**Task objective:** Repeat the records below in full, swapping every "data-marker" for "point-marker" and leaving all other text unchanged.

****************

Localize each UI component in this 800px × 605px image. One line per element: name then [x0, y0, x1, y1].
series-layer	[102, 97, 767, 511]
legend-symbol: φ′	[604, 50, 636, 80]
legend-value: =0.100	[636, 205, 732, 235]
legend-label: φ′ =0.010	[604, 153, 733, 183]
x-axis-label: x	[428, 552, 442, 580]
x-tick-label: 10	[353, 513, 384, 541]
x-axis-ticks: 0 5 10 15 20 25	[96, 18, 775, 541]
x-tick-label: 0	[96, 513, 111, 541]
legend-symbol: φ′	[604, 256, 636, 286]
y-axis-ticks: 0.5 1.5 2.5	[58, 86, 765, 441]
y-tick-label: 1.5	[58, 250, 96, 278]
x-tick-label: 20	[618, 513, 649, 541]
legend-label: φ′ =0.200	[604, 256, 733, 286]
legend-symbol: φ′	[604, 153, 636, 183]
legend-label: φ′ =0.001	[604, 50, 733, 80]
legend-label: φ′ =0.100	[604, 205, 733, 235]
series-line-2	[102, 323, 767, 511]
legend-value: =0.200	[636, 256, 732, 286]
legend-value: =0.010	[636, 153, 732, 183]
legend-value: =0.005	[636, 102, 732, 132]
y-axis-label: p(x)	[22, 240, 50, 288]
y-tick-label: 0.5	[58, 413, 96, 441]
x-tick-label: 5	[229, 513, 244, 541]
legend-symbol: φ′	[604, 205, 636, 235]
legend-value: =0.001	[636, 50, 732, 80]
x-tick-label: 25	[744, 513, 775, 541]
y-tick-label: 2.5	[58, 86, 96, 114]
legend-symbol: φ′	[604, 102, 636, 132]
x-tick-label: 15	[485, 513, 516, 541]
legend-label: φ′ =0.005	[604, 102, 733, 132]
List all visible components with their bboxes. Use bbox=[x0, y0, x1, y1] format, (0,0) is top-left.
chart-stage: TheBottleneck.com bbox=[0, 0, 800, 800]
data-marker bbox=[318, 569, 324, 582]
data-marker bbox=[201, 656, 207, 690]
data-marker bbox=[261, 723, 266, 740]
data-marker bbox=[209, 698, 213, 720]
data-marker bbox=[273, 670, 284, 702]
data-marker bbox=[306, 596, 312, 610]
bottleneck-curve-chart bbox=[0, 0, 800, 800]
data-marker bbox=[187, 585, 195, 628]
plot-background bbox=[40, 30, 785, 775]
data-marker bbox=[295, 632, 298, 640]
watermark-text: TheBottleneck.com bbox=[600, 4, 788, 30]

****************

**Result of this task:**
Localize each UI component in this 800px × 605px image. One line per element: name then [x0, y0, x1, y1].
series-layer	[102, 97, 767, 511]
legend-symbol: φ′	[604, 50, 636, 80]
legend-value: =0.100	[636, 205, 732, 235]
legend-label: φ′ =0.010	[604, 153, 733, 183]
x-axis-label: x	[428, 552, 442, 580]
x-tick-label: 10	[353, 513, 384, 541]
x-axis-ticks: 0 5 10 15 20 25	[96, 18, 775, 541]
x-tick-label: 0	[96, 513, 111, 541]
legend-symbol: φ′	[604, 256, 636, 286]
y-axis-ticks: 0.5 1.5 2.5	[58, 86, 765, 441]
y-tick-label: 1.5	[58, 250, 96, 278]
x-tick-label: 20	[618, 513, 649, 541]
legend-label: φ′ =0.200	[604, 256, 733, 286]
legend-symbol: φ′	[604, 153, 636, 183]
legend-label: φ′ =0.001	[604, 50, 733, 80]
legend-label: φ′ =0.100	[604, 205, 733, 235]
series-line-2	[102, 323, 767, 511]
legend-value: =0.200	[636, 256, 732, 286]
legend-value: =0.010	[636, 153, 732, 183]
legend-value: =0.005	[636, 102, 732, 132]
y-axis-label: p(x)	[22, 240, 50, 288]
y-tick-label: 0.5	[58, 413, 96, 441]
x-tick-label: 5	[229, 513, 244, 541]
legend-symbol: φ′	[604, 205, 636, 235]
legend-value: =0.001	[636, 50, 732, 80]
x-tick-label: 25	[744, 513, 775, 541]
y-tick-label: 2.5	[58, 86, 96, 114]
legend-symbol: φ′	[604, 102, 636, 132]
x-tick-label: 15	[485, 513, 516, 541]
legend-label: φ′ =0.005	[604, 102, 733, 132]
List all visible components with their bboxes. Use bbox=[x0, y0, x1, y1] format, (0,0) is top-left.
chart-stage: TheBottleneck.com bbox=[0, 0, 800, 800]
point-marker bbox=[318, 569, 324, 582]
point-marker bbox=[201, 656, 207, 690]
point-marker bbox=[261, 723, 266, 740]
point-marker bbox=[209, 698, 213, 720]
point-marker bbox=[273, 670, 284, 702]
point-marker bbox=[306, 596, 312, 610]
bottleneck-curve-chart bbox=[0, 0, 800, 800]
point-marker bbox=[187, 585, 195, 628]
plot-background bbox=[40, 30, 785, 775]
point-marker bbox=[295, 632, 298, 640]
watermark-text: TheBottleneck.com bbox=[600, 4, 788, 30]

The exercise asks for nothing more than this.